### Set exercise:
Edit the items from the line with "Annotate this image: element" to the line with "Circle shape <box>305 471 339 505</box>": change every "Ellipse shape" to "Oval shape" and keep everything else the same. Leave the pictures out of your answer.

### Recorded data:
————

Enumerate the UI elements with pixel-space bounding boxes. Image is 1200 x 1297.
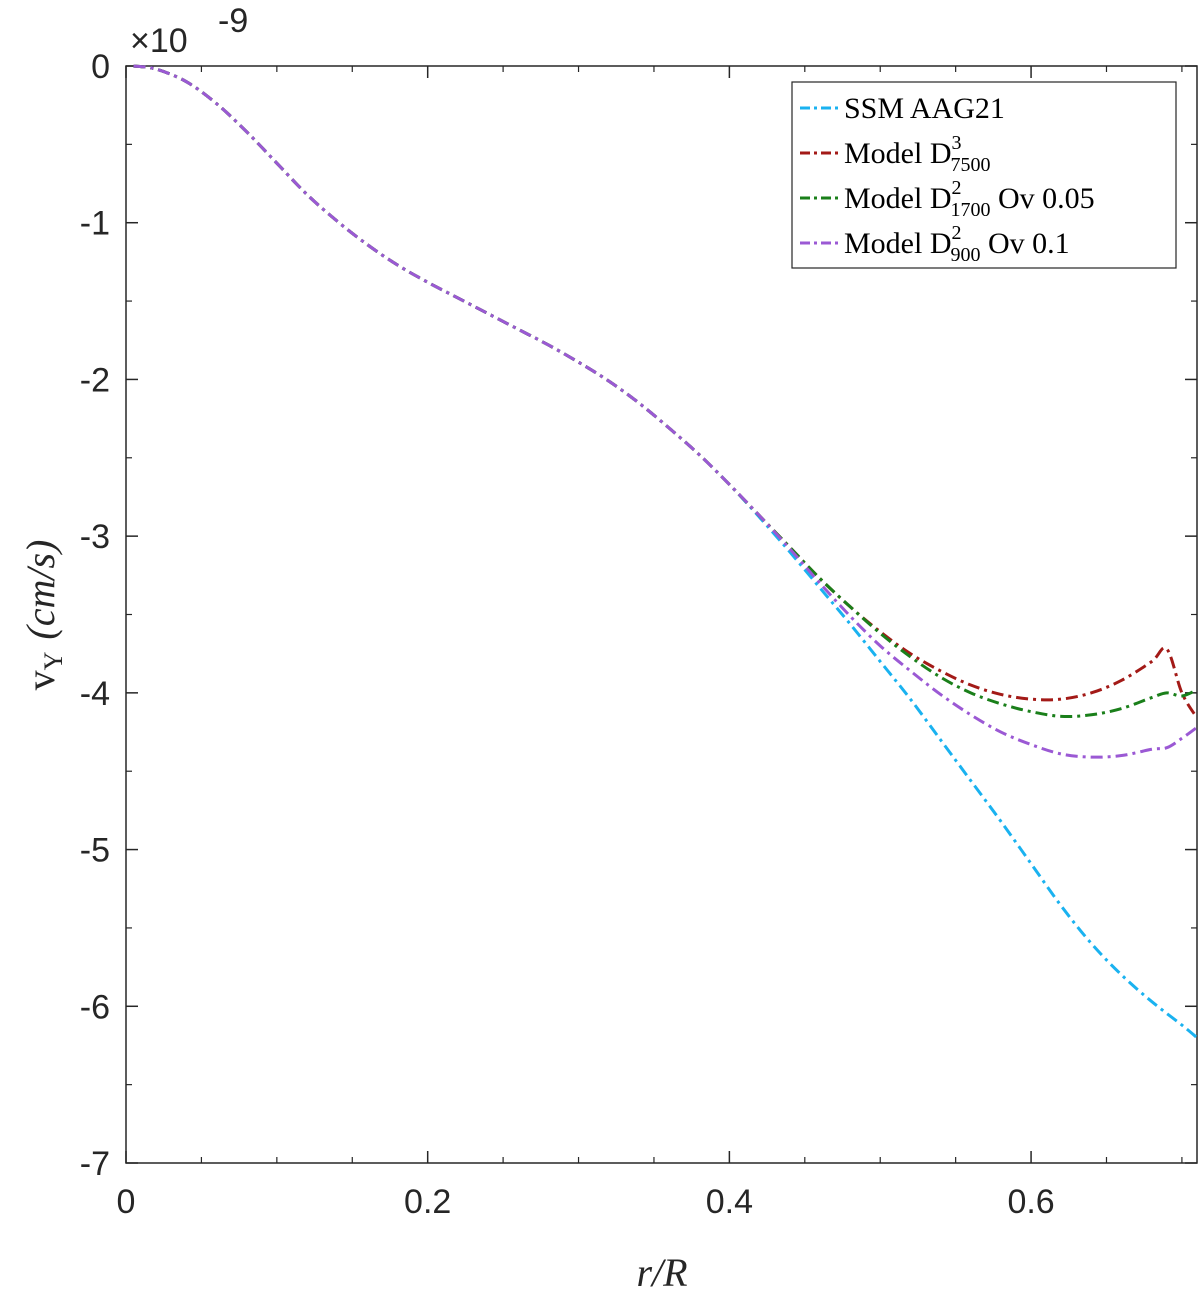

————

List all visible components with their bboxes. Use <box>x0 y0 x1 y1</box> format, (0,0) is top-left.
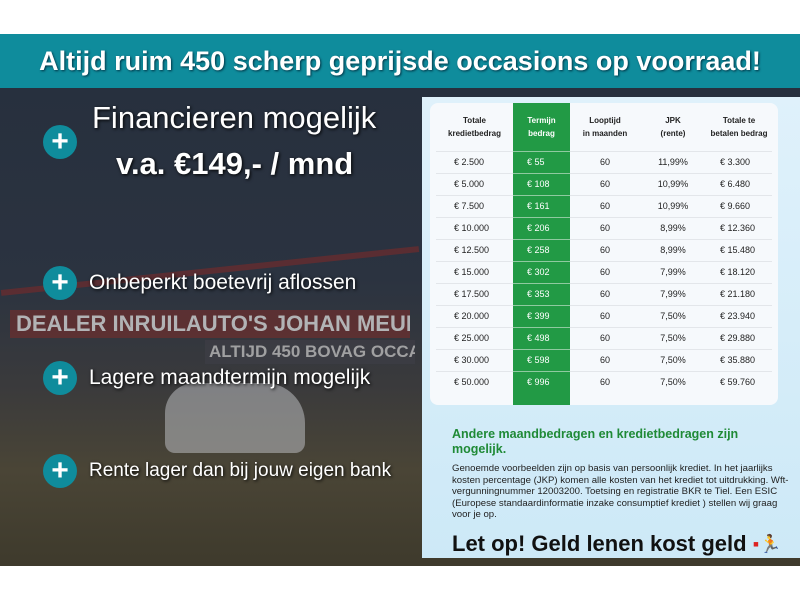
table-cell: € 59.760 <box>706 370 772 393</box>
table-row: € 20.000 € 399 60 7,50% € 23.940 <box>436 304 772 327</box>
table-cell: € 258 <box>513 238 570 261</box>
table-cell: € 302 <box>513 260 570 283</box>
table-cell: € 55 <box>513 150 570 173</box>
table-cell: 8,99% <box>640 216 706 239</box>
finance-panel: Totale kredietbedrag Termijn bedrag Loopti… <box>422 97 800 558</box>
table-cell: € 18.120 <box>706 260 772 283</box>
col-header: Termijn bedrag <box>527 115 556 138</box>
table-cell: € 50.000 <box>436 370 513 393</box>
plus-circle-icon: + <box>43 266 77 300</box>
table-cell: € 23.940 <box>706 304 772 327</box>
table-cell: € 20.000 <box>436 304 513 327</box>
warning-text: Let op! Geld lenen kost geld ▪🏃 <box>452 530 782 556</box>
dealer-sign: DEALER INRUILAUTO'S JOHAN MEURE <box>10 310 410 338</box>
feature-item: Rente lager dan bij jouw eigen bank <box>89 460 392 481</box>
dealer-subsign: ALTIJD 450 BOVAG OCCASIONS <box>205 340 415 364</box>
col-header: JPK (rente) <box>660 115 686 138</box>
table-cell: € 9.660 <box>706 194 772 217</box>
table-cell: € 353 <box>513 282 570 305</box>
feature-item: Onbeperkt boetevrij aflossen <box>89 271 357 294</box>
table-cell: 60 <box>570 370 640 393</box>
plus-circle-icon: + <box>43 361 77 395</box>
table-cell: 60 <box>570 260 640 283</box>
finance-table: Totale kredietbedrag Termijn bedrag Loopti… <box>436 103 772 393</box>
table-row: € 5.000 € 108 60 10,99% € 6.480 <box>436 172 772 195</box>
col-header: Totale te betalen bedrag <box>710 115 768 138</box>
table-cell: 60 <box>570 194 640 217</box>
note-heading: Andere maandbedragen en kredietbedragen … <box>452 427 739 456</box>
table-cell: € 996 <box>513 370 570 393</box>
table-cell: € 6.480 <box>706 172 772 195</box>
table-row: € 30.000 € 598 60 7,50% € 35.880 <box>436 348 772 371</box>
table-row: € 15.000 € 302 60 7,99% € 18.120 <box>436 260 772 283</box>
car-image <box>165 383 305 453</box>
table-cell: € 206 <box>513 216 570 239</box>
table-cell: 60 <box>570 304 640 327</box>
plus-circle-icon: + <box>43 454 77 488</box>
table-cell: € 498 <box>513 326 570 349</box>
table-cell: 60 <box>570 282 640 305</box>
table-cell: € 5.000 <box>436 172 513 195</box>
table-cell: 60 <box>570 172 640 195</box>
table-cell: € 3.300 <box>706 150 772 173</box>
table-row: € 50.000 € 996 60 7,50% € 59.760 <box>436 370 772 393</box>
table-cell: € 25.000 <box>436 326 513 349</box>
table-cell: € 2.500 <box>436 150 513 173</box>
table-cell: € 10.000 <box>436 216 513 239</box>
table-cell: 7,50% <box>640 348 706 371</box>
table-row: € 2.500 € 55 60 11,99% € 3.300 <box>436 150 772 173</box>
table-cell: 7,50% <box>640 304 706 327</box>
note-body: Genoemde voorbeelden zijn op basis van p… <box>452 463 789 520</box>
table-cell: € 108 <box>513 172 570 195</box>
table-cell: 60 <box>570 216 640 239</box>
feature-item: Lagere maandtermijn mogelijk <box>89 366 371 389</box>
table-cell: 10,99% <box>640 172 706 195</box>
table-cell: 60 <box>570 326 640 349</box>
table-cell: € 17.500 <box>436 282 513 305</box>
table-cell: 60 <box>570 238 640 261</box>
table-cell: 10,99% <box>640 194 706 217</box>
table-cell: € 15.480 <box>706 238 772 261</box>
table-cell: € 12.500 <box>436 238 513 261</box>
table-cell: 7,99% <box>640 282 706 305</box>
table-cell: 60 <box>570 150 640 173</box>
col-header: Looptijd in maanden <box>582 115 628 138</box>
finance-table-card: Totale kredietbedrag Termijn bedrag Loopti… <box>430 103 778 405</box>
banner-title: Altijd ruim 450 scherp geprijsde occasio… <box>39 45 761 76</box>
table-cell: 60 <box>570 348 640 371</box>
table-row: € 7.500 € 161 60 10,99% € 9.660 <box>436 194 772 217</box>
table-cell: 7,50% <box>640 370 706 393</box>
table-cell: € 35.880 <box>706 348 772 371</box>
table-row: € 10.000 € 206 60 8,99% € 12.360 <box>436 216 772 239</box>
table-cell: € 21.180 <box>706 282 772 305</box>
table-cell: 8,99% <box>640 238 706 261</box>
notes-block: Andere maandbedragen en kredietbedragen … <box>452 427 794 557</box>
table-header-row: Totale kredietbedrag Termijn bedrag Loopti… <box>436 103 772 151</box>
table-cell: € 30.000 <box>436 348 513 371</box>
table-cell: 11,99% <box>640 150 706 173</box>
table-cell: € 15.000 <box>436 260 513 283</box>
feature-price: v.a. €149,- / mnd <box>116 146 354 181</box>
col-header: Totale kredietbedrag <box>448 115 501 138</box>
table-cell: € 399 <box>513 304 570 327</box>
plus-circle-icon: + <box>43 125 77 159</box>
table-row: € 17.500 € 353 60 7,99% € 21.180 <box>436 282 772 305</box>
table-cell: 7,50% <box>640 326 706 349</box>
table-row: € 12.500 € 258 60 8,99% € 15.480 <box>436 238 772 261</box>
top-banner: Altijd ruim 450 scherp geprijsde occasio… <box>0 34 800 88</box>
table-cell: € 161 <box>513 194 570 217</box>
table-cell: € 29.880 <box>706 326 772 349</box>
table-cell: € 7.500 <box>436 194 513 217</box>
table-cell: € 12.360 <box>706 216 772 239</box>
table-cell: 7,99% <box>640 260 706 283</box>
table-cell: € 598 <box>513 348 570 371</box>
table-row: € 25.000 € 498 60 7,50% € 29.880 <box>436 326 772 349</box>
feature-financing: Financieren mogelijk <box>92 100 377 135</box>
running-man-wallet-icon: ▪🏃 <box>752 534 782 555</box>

————

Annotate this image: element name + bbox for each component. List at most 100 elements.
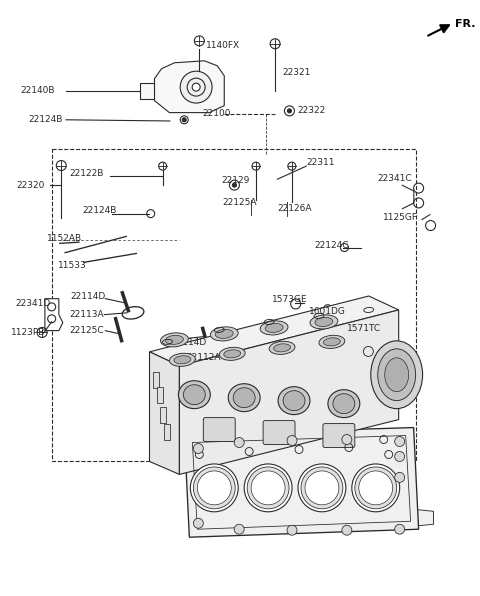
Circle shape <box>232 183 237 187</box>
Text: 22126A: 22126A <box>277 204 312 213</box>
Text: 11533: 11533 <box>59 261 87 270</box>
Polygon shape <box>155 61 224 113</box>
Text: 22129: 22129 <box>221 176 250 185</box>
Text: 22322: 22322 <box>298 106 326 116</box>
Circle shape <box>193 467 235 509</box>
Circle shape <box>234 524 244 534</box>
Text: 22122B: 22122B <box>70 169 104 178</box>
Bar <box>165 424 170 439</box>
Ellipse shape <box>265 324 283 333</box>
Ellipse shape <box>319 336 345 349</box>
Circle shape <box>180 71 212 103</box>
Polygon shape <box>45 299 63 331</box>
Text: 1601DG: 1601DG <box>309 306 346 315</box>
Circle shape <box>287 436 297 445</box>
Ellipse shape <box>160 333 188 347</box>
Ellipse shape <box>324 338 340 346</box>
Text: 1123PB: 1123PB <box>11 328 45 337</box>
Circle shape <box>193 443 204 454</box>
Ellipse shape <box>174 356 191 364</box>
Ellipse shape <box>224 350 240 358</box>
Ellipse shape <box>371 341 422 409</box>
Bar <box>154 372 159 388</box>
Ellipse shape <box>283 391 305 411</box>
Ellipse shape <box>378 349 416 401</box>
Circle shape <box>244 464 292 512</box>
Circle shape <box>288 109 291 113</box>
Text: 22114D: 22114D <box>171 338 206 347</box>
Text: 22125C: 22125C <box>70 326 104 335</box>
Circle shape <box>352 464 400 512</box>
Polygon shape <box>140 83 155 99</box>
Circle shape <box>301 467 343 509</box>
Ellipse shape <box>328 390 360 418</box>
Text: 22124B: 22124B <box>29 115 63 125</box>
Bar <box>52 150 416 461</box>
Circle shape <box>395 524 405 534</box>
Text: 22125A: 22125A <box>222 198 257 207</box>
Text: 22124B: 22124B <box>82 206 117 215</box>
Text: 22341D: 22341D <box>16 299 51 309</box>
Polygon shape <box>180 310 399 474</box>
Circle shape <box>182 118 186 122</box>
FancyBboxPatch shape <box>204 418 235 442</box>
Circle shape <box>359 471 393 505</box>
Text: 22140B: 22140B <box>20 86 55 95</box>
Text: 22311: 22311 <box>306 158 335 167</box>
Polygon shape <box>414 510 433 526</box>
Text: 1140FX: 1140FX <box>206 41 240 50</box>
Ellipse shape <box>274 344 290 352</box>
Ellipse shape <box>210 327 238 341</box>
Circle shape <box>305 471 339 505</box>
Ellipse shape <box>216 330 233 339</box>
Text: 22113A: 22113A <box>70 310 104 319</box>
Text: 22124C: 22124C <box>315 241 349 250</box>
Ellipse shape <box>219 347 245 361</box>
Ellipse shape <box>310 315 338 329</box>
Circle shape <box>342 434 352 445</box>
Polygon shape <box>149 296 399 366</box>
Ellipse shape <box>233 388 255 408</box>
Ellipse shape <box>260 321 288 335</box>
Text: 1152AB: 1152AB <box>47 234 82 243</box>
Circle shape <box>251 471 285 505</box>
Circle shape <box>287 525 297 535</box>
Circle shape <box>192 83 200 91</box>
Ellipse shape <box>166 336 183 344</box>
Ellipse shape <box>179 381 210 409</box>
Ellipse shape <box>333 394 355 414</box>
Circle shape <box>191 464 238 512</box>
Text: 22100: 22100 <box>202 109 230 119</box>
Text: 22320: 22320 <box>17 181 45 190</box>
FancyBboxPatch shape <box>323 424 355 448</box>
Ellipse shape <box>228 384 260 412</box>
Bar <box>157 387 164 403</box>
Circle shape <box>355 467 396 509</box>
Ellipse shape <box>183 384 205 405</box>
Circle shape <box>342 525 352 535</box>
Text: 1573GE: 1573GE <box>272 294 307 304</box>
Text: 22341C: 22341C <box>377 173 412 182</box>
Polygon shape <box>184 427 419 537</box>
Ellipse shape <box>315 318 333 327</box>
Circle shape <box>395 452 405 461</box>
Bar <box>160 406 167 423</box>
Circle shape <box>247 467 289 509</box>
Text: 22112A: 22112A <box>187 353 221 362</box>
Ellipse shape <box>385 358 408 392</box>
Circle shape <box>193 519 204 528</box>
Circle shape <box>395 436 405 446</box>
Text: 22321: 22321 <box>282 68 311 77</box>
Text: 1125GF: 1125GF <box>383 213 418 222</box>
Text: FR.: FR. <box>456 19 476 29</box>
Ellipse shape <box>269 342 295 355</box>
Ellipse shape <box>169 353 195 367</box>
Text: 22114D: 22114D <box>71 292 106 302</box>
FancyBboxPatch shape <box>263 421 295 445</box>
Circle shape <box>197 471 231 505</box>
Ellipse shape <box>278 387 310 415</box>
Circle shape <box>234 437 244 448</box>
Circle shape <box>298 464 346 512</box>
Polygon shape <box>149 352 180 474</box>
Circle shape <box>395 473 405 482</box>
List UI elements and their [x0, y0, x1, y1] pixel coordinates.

————

### Full answer:
Annotate this image: element name + bbox for each component. List at most 100 elements.
Circle shape <box>232 183 237 187</box>
Text: 22126A: 22126A <box>277 204 312 213</box>
Text: 11533: 11533 <box>59 261 87 270</box>
Polygon shape <box>155 61 224 113</box>
Text: 22129: 22129 <box>221 176 250 185</box>
Text: 22322: 22322 <box>298 106 326 116</box>
Circle shape <box>193 467 235 509</box>
Circle shape <box>234 524 244 534</box>
Text: 22122B: 22122B <box>70 169 104 178</box>
Bar <box>165 424 170 439</box>
Oval shape <box>265 324 283 333</box>
Oval shape <box>319 336 345 349</box>
Circle shape <box>180 71 212 103</box>
Polygon shape <box>45 299 63 331</box>
Text: 1601DG: 1601DG <box>309 306 346 315</box>
Circle shape <box>287 436 297 445</box>
Oval shape <box>160 333 188 347</box>
Oval shape <box>324 338 340 346</box>
Text: 1123PB: 1123PB <box>11 328 45 337</box>
Circle shape <box>193 443 204 454</box>
Oval shape <box>174 356 191 364</box>
Oval shape <box>224 350 240 358</box>
Oval shape <box>371 341 422 409</box>
Bar <box>154 372 159 388</box>
Oval shape <box>283 391 305 411</box>
Oval shape <box>378 349 416 401</box>
Circle shape <box>244 464 292 512</box>
Circle shape <box>288 109 291 113</box>
Text: 22114D: 22114D <box>171 338 206 347</box>
Text: 22125C: 22125C <box>70 326 104 335</box>
Circle shape <box>352 464 400 512</box>
Polygon shape <box>140 83 155 99</box>
Circle shape <box>301 467 343 509</box>
Oval shape <box>328 390 360 418</box>
Text: 22124B: 22124B <box>29 115 63 125</box>
Bar <box>52 150 416 461</box>
Circle shape <box>395 524 405 534</box>
Text: 22125A: 22125A <box>222 198 257 207</box>
Text: 22124B: 22124B <box>82 206 117 215</box>
Text: 22341D: 22341D <box>16 299 51 309</box>
Polygon shape <box>180 310 399 474</box>
Circle shape <box>182 118 186 122</box>
FancyBboxPatch shape <box>204 418 235 442</box>
Circle shape <box>359 471 393 505</box>
Text: 22140B: 22140B <box>20 86 55 95</box>
Text: 22311: 22311 <box>306 158 335 167</box>
Polygon shape <box>414 510 433 526</box>
Text: 1140FX: 1140FX <box>206 41 240 50</box>
Oval shape <box>274 344 290 352</box>
Oval shape <box>210 327 238 341</box>
Circle shape <box>305 471 339 505</box>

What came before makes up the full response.